» **Dataset rows**:
-------------------------

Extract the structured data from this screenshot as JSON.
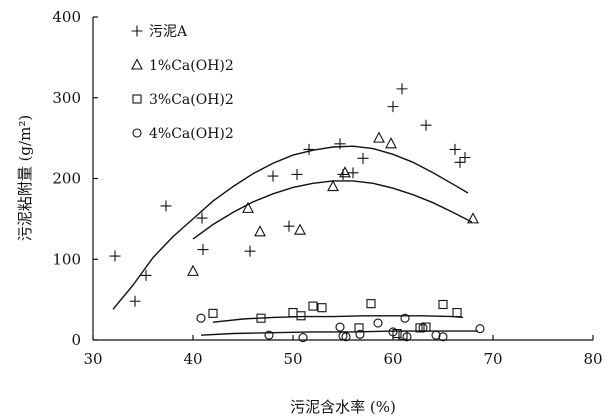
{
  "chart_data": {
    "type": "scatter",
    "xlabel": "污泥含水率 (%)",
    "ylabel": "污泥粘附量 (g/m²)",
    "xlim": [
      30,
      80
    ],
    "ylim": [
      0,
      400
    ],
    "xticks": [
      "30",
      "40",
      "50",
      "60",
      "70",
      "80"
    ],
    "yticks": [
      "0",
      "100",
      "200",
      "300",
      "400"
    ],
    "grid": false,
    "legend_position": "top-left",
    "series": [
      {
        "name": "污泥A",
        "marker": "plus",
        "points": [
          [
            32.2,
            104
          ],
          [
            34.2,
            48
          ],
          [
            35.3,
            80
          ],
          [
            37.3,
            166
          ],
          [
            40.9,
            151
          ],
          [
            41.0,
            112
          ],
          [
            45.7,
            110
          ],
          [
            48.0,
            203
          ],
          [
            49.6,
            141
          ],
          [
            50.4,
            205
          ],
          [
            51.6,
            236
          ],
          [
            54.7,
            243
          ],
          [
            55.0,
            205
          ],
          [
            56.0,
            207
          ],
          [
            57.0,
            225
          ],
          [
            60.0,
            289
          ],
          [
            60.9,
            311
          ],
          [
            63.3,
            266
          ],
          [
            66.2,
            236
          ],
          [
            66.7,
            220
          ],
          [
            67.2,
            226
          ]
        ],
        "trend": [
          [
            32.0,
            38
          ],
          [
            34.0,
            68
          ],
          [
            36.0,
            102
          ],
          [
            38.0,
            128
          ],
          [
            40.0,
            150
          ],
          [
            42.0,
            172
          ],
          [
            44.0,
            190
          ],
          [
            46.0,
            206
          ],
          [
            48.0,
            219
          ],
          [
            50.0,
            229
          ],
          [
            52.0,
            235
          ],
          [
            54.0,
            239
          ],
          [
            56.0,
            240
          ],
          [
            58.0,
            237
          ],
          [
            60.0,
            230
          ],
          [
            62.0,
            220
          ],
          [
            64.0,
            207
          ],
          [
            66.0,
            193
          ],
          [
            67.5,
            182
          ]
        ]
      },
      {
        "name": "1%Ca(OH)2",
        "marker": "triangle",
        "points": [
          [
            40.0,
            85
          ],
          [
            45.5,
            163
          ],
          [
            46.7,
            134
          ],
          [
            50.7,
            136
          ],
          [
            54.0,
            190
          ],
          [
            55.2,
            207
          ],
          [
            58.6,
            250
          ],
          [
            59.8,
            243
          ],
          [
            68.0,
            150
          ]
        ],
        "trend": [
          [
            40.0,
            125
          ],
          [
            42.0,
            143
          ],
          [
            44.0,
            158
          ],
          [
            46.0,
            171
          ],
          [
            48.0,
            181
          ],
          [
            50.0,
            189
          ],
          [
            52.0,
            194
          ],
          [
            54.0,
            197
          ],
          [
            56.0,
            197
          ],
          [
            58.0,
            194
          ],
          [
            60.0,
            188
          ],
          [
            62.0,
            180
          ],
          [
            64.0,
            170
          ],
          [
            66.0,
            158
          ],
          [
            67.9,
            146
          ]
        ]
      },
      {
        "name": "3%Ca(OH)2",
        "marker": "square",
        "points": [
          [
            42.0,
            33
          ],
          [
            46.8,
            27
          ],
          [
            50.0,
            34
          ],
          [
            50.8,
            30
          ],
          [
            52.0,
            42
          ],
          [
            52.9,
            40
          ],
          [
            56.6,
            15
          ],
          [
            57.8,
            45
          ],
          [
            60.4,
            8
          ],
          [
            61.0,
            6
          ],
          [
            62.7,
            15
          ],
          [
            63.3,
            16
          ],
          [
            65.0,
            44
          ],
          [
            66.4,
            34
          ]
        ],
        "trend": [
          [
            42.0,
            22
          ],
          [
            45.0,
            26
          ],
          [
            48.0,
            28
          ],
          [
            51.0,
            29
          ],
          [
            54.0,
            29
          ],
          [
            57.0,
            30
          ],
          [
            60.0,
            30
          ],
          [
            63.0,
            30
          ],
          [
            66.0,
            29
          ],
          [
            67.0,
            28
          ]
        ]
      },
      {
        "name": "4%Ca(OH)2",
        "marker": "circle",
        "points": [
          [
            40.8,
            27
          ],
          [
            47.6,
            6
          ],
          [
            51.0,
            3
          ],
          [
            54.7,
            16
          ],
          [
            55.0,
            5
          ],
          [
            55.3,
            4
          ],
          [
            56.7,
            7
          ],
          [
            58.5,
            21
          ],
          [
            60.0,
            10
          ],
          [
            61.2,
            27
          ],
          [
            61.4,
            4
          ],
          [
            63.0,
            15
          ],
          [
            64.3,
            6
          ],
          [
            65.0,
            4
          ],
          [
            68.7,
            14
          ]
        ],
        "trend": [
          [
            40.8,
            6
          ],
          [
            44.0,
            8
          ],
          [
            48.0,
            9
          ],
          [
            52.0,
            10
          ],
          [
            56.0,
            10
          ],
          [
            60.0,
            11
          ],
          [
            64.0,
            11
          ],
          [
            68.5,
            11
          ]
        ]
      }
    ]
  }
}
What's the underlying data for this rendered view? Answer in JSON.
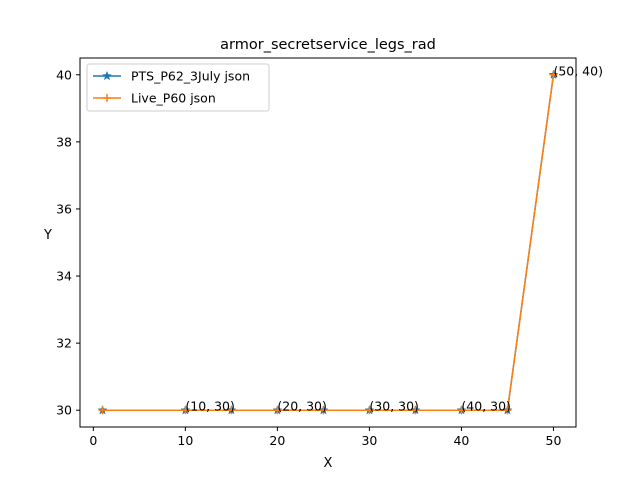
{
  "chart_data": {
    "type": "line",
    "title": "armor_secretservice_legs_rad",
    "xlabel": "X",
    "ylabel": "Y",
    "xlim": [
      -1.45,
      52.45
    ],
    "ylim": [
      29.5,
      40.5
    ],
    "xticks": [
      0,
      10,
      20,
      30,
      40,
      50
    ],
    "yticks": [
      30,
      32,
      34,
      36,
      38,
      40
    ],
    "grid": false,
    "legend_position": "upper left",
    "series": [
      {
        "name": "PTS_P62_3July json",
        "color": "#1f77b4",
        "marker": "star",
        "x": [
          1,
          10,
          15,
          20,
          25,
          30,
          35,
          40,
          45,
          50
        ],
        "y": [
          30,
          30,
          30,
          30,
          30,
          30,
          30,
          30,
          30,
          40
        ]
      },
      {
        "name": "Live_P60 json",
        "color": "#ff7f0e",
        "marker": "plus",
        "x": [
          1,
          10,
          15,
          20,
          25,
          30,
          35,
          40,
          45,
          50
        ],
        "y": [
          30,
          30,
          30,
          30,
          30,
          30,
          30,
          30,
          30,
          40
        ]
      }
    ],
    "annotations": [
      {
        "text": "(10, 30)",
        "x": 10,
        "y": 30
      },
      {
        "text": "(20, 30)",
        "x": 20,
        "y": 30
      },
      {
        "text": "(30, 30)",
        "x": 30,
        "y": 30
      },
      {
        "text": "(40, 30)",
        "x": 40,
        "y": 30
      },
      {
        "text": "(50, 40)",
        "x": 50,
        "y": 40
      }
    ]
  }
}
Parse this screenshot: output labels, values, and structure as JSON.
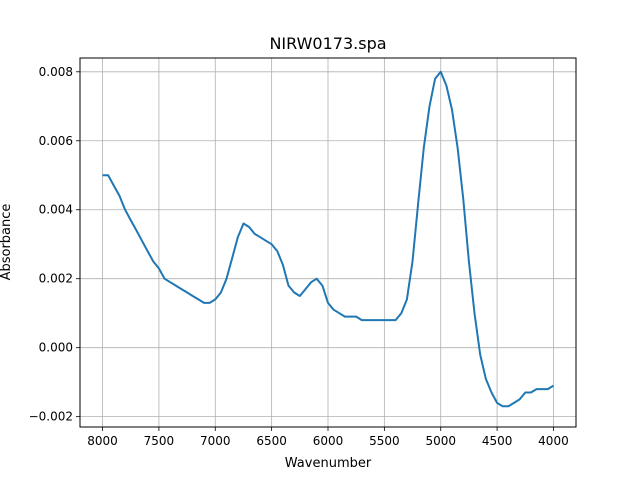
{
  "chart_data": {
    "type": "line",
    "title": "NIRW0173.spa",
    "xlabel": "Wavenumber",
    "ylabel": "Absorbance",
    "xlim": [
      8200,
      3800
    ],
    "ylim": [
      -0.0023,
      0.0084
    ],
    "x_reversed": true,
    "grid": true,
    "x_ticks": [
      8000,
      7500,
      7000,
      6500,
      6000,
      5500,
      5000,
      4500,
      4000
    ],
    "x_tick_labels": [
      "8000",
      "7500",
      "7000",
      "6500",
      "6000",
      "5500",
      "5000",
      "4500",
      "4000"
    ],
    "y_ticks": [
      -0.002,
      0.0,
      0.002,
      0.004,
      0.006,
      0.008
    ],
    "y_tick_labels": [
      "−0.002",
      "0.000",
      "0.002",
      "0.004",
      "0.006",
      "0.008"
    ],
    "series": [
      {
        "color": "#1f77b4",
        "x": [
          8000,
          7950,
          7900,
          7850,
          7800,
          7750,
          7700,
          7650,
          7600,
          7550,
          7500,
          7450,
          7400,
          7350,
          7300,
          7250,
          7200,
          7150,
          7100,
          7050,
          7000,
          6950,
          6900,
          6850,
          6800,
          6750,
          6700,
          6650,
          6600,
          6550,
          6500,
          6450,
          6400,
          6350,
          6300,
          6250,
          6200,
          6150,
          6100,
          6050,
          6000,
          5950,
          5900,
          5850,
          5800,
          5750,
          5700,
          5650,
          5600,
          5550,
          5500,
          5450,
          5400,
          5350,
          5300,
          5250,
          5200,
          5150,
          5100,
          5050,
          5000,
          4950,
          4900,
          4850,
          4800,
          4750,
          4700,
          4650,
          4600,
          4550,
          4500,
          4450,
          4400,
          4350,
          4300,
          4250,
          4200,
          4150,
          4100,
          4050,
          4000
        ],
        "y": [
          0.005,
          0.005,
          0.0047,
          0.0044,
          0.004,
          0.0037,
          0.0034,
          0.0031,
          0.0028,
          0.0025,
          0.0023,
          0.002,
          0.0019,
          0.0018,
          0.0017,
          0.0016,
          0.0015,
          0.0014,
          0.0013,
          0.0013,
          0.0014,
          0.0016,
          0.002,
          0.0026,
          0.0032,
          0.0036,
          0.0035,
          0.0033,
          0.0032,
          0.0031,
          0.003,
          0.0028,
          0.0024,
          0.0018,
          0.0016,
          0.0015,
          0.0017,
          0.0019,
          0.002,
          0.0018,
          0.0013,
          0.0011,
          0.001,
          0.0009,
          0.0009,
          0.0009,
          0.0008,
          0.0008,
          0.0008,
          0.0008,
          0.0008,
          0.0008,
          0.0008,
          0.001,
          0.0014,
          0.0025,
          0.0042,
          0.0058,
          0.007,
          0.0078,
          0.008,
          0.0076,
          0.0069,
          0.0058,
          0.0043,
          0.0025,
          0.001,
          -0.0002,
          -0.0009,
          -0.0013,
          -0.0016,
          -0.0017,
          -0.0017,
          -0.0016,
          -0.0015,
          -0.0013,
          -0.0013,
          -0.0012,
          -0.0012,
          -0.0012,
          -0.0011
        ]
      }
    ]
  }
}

-------------------------

» **Exercise objective**: Look for the word "ylabel" and return every line where it occurs.

» **Finished answer**:
    "ylabel": "污泥粘附量 (g/m²)",
    "ylabel": "Y",
    "ylabel": "Absorbance",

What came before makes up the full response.